(Set problem)
Retype every entry in its entirety, without alteration.

(Record set)
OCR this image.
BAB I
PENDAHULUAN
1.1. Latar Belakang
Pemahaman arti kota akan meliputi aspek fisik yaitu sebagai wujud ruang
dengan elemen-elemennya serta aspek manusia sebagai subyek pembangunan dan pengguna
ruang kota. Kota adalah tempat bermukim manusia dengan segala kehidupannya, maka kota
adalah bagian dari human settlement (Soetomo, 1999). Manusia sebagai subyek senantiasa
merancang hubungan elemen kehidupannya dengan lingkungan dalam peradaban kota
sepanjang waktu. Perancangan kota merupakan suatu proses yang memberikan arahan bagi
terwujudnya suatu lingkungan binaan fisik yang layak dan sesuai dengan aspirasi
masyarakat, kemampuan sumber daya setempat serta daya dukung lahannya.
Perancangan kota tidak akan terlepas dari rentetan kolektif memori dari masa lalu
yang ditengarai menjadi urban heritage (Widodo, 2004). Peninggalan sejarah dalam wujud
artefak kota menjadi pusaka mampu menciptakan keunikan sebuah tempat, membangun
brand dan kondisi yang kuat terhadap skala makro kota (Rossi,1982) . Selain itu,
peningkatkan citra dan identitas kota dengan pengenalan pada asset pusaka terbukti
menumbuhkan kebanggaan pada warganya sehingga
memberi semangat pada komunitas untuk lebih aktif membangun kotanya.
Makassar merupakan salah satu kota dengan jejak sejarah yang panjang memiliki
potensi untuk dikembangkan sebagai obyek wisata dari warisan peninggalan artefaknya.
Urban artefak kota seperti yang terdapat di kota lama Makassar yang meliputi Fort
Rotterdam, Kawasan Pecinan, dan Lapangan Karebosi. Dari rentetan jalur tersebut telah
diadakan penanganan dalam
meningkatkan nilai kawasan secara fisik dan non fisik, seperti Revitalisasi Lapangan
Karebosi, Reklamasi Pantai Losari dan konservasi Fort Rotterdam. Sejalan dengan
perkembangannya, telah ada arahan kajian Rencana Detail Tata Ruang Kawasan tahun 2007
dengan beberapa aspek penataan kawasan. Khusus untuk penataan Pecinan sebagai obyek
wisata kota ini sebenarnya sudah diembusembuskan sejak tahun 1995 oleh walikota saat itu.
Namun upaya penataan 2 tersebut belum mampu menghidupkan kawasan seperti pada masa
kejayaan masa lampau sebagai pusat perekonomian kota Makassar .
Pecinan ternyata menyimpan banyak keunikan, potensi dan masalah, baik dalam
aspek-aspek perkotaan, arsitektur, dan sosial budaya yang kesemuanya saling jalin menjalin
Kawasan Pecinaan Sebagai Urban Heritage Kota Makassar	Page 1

(Exercise answer)
OCR this image.
BAB I
PENDAHULUAN
1.1. Latar Belakang
Pemahaman arti kota akan meliputi aspek fisik yaitu sebagai wujud ruang
dengan elemen-elemennya serta aspek manusia sebagai subyek pembangunan dan pengguna
ruang kota. Kota adalah tempat bermukim manusia dengan segala kehidupannya, maka kota
adalah bagian dari human settlement (Soetomo, 1999). Manusia sebagai subyek senantiasa
merancang hubungan elemen kehidupannya dengan lingkungan dalam peradaban kota
sepanjang waktu. Perancangan kota merupakan suatu proses yang memberikan arahan bagi
terwujudnya suatu lingkungan binaan fisik yang layak dan sesuai dengan aspirasi
masyarakat, kemampuan sumber daya setempat serta daya dukung lahannya.
Perancangan kota tidak akan terlepas dari rentetan kolektif memori dari masa lalu
yang ditengarai menjadi urban heritage (Widodo, 2004). Peninggalan sejarah dalam wujud
artefak kota menjadi pusaka mampu menciptakan keunikan sebuah tempat, membangun
brand dan kondisi yang kuat terhadap skala makro kota (Rossi,1982) . Selain itu,
peningkatkan citra dan identitas kota dengan pengenalan pada asset pusaka terbukti
menumbuhkan kebanggaan pada warganya sehingga
memberi semangat pada komunitas untuk lebih aktif membangun kotanya.
Makassar merupakan salah satu kota dengan jejak sejarah yang panjang memiliki
potensi untuk dikembangkan sebagai obyek wisata dari warisan peninggalan artefaknya.
Urban artefak kota seperti yang terdapat di kota lama Makassar yang meliputi Fort
Rotterdam, Kawasan Pecinan, dan Lapangan Karebosi. Dari rentetan jalur tersebut telah
diadakan penanganan dalam
meningkatkan nilai kawasan secara fisik dan non fisik, seperti Revitalisasi Lapangan
Karebosi, Reklamasi Pantai Losari dan konservasi Fort Rotterdam. Sejalan dengan
perkembangannya, telah ada arahan kajian Rencana Detail Tata Ruang Kawasan tahun 2007
dengan beberapa aspek penataan kawasan. Khusus untuk penataan Pecinan sebagai obyek
wisata kota ini sebenarnya sudah diembusembuskan sejak tahun 1995 oleh walikota saat itu.
Namun upaya penataan 2 tersebut belum mampu menghidupkan kawasan seperti pada masa
kejayaan masa lampau sebagai pusat perekonomian kota Makassar .
Pecinan ternyata menyimpan banyak keunikan, potensi dan masalah, baik dalam
aspek-aspek perkotaan, arsitektur, dan sosial budaya yang kesemuanya saling jalin menjalin
Kawasan Pecinaan Sebagai Urban Heritage Kota Makassar	Page 1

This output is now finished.